(Data tied to figure images)
|---|
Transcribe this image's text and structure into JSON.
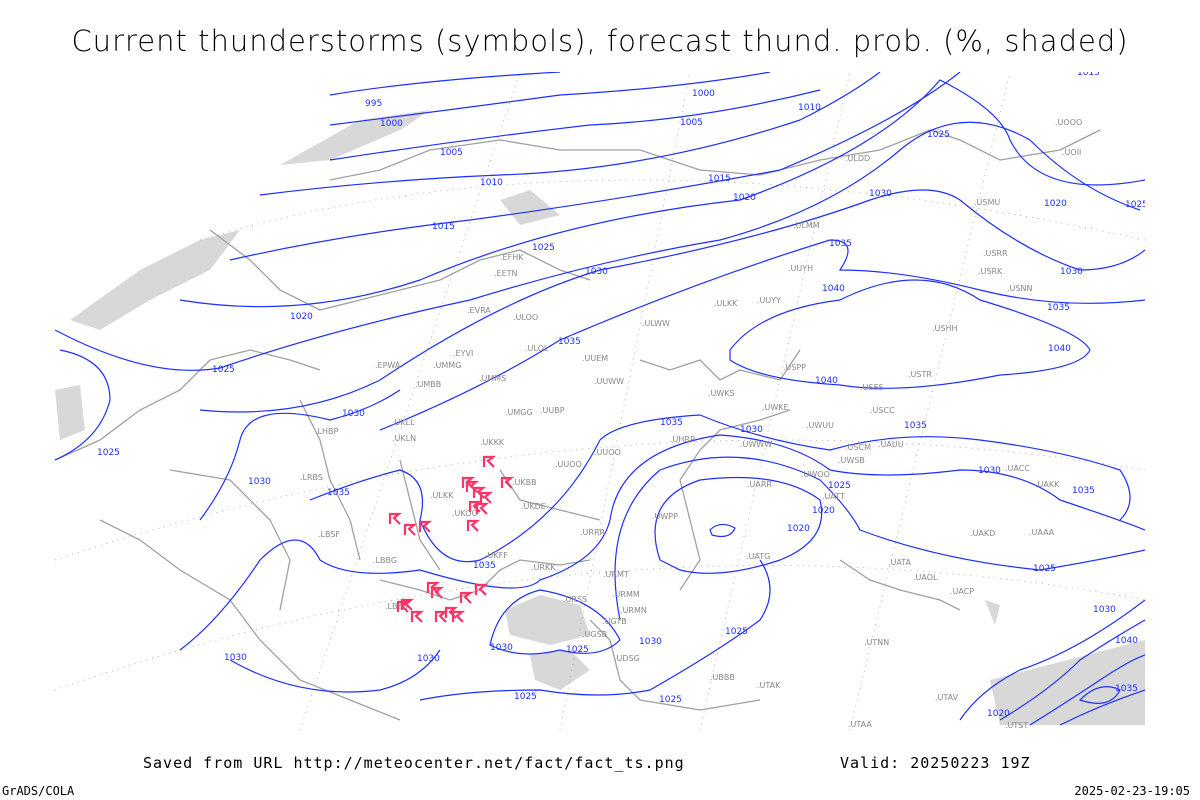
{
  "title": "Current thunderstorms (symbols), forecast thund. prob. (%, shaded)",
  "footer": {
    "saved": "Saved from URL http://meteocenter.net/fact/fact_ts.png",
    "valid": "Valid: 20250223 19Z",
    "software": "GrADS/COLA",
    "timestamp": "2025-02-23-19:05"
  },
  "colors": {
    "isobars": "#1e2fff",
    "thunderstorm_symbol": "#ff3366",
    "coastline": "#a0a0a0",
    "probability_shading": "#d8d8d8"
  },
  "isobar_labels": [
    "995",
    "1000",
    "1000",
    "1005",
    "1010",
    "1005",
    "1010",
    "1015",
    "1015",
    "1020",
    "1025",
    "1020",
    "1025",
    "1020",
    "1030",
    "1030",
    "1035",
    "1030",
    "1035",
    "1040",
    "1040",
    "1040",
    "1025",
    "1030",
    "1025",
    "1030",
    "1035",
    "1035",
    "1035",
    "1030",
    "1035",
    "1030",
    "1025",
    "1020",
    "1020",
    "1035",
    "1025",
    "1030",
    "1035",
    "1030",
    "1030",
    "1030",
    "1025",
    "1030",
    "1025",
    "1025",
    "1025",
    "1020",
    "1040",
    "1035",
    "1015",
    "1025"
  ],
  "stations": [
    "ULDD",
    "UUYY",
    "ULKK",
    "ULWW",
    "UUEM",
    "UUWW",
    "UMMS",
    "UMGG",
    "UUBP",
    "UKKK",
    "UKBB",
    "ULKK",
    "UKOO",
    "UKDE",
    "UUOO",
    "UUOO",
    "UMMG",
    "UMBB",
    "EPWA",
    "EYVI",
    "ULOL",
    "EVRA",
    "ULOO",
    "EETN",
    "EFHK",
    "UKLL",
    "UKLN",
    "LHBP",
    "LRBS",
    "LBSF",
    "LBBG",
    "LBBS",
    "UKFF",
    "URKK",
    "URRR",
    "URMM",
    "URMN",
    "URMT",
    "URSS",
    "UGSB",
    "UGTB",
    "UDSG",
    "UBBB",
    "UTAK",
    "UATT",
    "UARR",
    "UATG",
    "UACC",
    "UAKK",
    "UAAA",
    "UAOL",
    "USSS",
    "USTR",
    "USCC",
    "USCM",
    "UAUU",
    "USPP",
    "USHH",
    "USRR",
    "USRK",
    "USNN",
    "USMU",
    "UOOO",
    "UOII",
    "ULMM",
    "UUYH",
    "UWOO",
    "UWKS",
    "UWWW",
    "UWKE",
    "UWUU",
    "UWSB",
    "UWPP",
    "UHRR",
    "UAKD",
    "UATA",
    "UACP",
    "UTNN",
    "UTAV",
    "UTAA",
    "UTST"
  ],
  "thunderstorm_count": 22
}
|---|
What you have to do:
Using the records above, output their complete text exactly, minus any images.

Output for this task:
Transcribe this image's text and structure into JSON.
{
  "title": "Current thunderstorms (symbols), forecast thund. prob. (%, shaded)",
  "footer": {
    "saved": "Saved from URL http://meteocenter.net/fact/fact_ts.png",
    "valid": "Valid: 20250223 19Z",
    "software": "GrADS/COLA",
    "timestamp": "2025-02-23-19:05"
  },
  "colors": {
    "isobars": "#1e2fff",
    "thunderstorm_symbol": "#ff3366",
    "coastline": "#a0a0a0",
    "probability_shading": "#d8d8d8"
  },
  "isobar_labels": [
    "995",
    "1000",
    "1000",
    "1005",
    "1010",
    "1005",
    "1010",
    "1015",
    "1015",
    "1020",
    "1025",
    "1020",
    "1025",
    "1020",
    "1030",
    "1030",
    "1035",
    "1030",
    "1035",
    "1040",
    "1040",
    "1040",
    "1025",
    "1030",
    "1025",
    "1030",
    "1035",
    "1035",
    "1035",
    "1030",
    "1035",
    "1030",
    "1025",
    "1020",
    "1020",
    "1035",
    "1025",
    "1030",
    "1035",
    "1030",
    "1030",
    "1030",
    "1025",
    "1030",
    "1025",
    "1025",
    "1025",
    "1020",
    "1040",
    "1035",
    "1015",
    "1025"
  ],
  "stations": [
    "ULDD",
    "UUYY",
    "ULKK",
    "ULWW",
    "UUEM",
    "UUWW",
    "UMMS",
    "UMGG",
    "UUBP",
    "UKKK",
    "UKBB",
    "ULKK",
    "UKOO",
    "UKDE",
    "UUOO",
    "UUOO",
    "UMMG",
    "UMBB",
    "EPWA",
    "EYVI",
    "ULOL",
    "EVRA",
    "ULOO",
    "EETN",
    "EFHK",
    "UKLL",
    "UKLN",
    "LHBP",
    "LRBS",
    "LBSF",
    "LBBG",
    "LBBS",
    "UKFF",
    "URKK",
    "URRR",
    "URMM",
    "URMN",
    "URMT",
    "URSS",
    "UGSB",
    "UGTB",
    "UDSG",
    "UBBB",
    "UTAK",
    "UATT",
    "UARR",
    "UATG",
    "UACC",
    "UAKK",
    "UAAA",
    "UAOL",
    "USSS",
    "USTR",
    "USCC",
    "USCM",
    "UAUU",
    "USPP",
    "USHH",
    "USRR",
    "USRK",
    "USNN",
    "USMU",
    "UOOO",
    "UOII",
    "ULMM",
    "UUYH",
    "UWOO",
    "UWKS",
    "UWWW",
    "UWKE",
    "UWUU",
    "UWSB",
    "UWPP",
    "UHRR",
    "UAKD",
    "UATA",
    "UACP",
    "UTNN",
    "UTAV",
    "UTAA",
    "UTST"
  ],
  "thunderstorm_count": 22
}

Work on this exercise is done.